#### [A run of records]
+ + +
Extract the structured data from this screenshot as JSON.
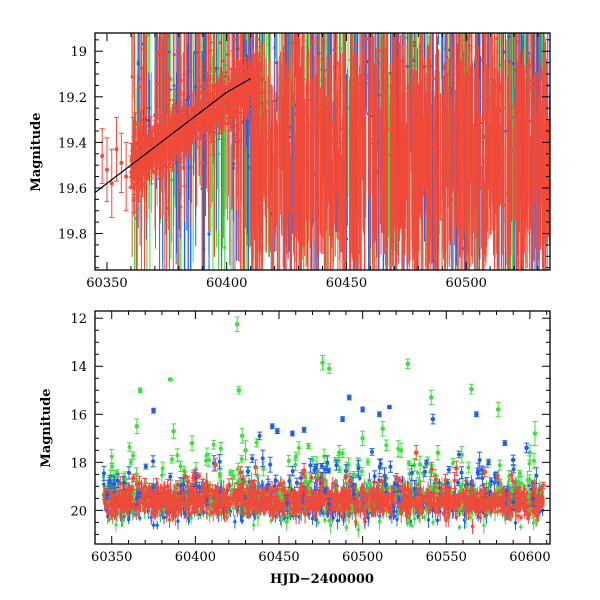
{
  "chart_data": [
    {
      "type": "scatter",
      "title": "",
      "xlabel": "",
      "ylabel": "Magnitude",
      "xlim": [
        60345,
        60535
      ],
      "ylim": [
        19.96,
        18.92
      ],
      "y_inverted": true,
      "grid": false,
      "legend": "none",
      "x_ticks": [
        60350,
        60400,
        60450,
        60500
      ],
      "y_ticks": [
        19,
        19.2,
        19.4,
        19.6,
        19.8
      ],
      "colors": {
        "red": "#f04a3a",
        "green": "#3ee03e",
        "blue": "#1f5fe8",
        "model": "#000000"
      },
      "model_curve": {
        "description_points": [
          [
            60345,
            19.62
          ],
          [
            60360,
            19.5
          ],
          [
            60375,
            19.38
          ],
          [
            60390,
            19.26
          ],
          [
            60400,
            19.18
          ],
          [
            60410,
            19.12
          ]
        ]
      },
      "series": [
        {
          "color": "red",
          "points": [
            [
              60348,
              19.46,
              0.12
            ],
            [
              60350,
              19.52,
              0.14
            ],
            [
              60352,
              19.58,
              0.15
            ],
            [
              60354,
              19.43,
              0.14
            ],
            [
              60356,
              19.49,
              0.13
            ],
            [
              60358,
              19.55,
              0.15
            ],
            [
              60361,
              19.42,
              0.13
            ],
            [
              60364,
              19.38,
              0.12
            ],
            [
              60368,
              19.36,
              0.12
            ],
            [
              60372,
              19.33,
              0.11
            ],
            [
              60376,
              19.31,
              0.1
            ],
            [
              60380,
              19.27,
              0.1
            ],
            [
              60384,
              19.24,
              0.09
            ],
            [
              60388,
              19.22,
              0.09
            ],
            [
              60392,
              19.2,
              0.08
            ],
            [
              60396,
              19.18,
              0.08
            ],
            [
              60400,
              19.15,
              0.08
            ],
            [
              60404,
              19.14,
              0.08
            ],
            [
              60408,
              19.16,
              0.1
            ],
            [
              60415,
              19.3,
              0.3
            ],
            [
              60425,
              19.45,
              0.4
            ],
            [
              60440,
              19.5,
              0.45
            ],
            [
              60460,
              19.5,
              0.45
            ],
            [
              60480,
              19.45,
              0.45
            ],
            [
              60500,
              19.5,
              0.45
            ],
            [
              60520,
              19.45,
              0.45
            ]
          ]
        },
        {
          "color": "green",
          "points": [
            [
              60362,
              19.3,
              0.4
            ],
            [
              60375,
              19.5,
              0.4
            ],
            [
              60390,
              19.4,
              0.5
            ],
            [
              60405,
              19.3,
              0.5
            ],
            [
              60420,
              19.4,
              0.5
            ],
            [
              60445,
              19.5,
              0.5
            ],
            [
              60470,
              19.5,
              0.5
            ],
            [
              60495,
              19.4,
              0.5
            ]
          ]
        },
        {
          "color": "blue",
          "points": [
            [
              60365,
              19.5,
              0.4
            ],
            [
              60380,
              19.5,
              0.5
            ],
            [
              60395,
              19.4,
              0.5
            ],
            [
              60410,
              19.5,
              0.5
            ],
            [
              60430,
              19.5,
              0.5
            ],
            [
              60455,
              19.5,
              0.5
            ],
            [
              60480,
              19.5,
              0.5
            ],
            [
              60505,
              19.5,
              0.5
            ],
            [
              60525,
              19.5,
              0.5
            ]
          ]
        }
      ]
    },
    {
      "type": "scatter",
      "title": "",
      "xlabel": "HJD−2400000",
      "ylabel": "Magnitude",
      "xlim": [
        60340,
        60612
      ],
      "ylim": [
        21.4,
        11.7
      ],
      "y_inverted": true,
      "grid": false,
      "legend": "none",
      "x_ticks": [
        60350,
        60400,
        60450,
        60500,
        60550,
        60600
      ],
      "y_ticks": [
        12,
        14,
        16,
        18,
        20
      ],
      "colors": {
        "red": "#f04a3a",
        "green": "#3ee03e",
        "blue": "#1f5fe8"
      },
      "baseline_band": {
        "x_start": 60345,
        "x_end": 60608,
        "y_center": 19.6,
        "half_width": 0.5
      },
      "outliers": {
        "green": [
          [
            60365,
            16.5,
            0.3
          ],
          [
            60367,
            15.0,
            0.1
          ],
          [
            60385,
            14.55,
            0.05
          ],
          [
            60387,
            16.7,
            0.3
          ],
          [
            60398,
            17.2,
            0.3
          ],
          [
            60425,
            12.25,
            0.3
          ],
          [
            60426,
            15.0,
            0.15
          ],
          [
            60428,
            16.9,
            0.3
          ],
          [
            60430,
            17.5,
            0.4
          ],
          [
            60476,
            13.85,
            0.3
          ],
          [
            60480,
            14.1,
            0.2
          ],
          [
            60486,
            17.6,
            0.3
          ],
          [
            60500,
            17.0,
            0.3
          ],
          [
            60512,
            16.6,
            0.3
          ],
          [
            60523,
            17.5,
            0.3
          ],
          [
            60527,
            13.9,
            0.2
          ],
          [
            60541,
            15.3,
            0.3
          ],
          [
            60545,
            17.6,
            0.3
          ],
          [
            60565,
            14.95,
            0.2
          ],
          [
            60581,
            15.8,
            0.3
          ],
          [
            60603,
            16.8,
            0.5
          ]
        ],
        "blue": [
          [
            60375,
            15.85,
            0.1
          ],
          [
            60446,
            16.5,
            0.1
          ],
          [
            60449,
            16.7,
            0.1
          ],
          [
            60458,
            16.8,
            0.1
          ],
          [
            60465,
            16.65,
            0.1
          ],
          [
            60488,
            16.2,
            0.1
          ],
          [
            60492,
            15.3,
            0.1
          ],
          [
            60500,
            15.8,
            0.1
          ],
          [
            60510,
            16.0,
            0.1
          ],
          [
            60516,
            15.7,
            0.05
          ],
          [
            60542,
            16.2,
            0.2
          ],
          [
            60568,
            16.0,
            0.1
          ],
          [
            60585,
            17.2,
            0.1
          ],
          [
            60598,
            17.4,
            0.2
          ],
          [
            60590,
            17.9,
            0.2
          ]
        ],
        "red": [
          [
            60363,
            18.65,
            0.15
          ],
          [
            60394,
            18.6,
            0.2
          ],
          [
            60412,
            18.1,
            0.25
          ],
          [
            60436,
            18.2,
            0.3
          ],
          [
            60465,
            18.35,
            0.3
          ],
          [
            60490,
            18.6,
            0.3
          ],
          [
            60532,
            17.6,
            0.3
          ],
          [
            60556,
            18.25,
            0.3
          ],
          [
            60573,
            18.4,
            0.2
          ]
        ]
      }
    }
  ]
}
+ + +
#### [Exercise aim]
Pick out every line holding the string "blue" and return it.

#### [Result of the task]
        "blue": "#1f5fe8",
          "color": "blue",
        "blue": "#1f5fe8"
        "blue": [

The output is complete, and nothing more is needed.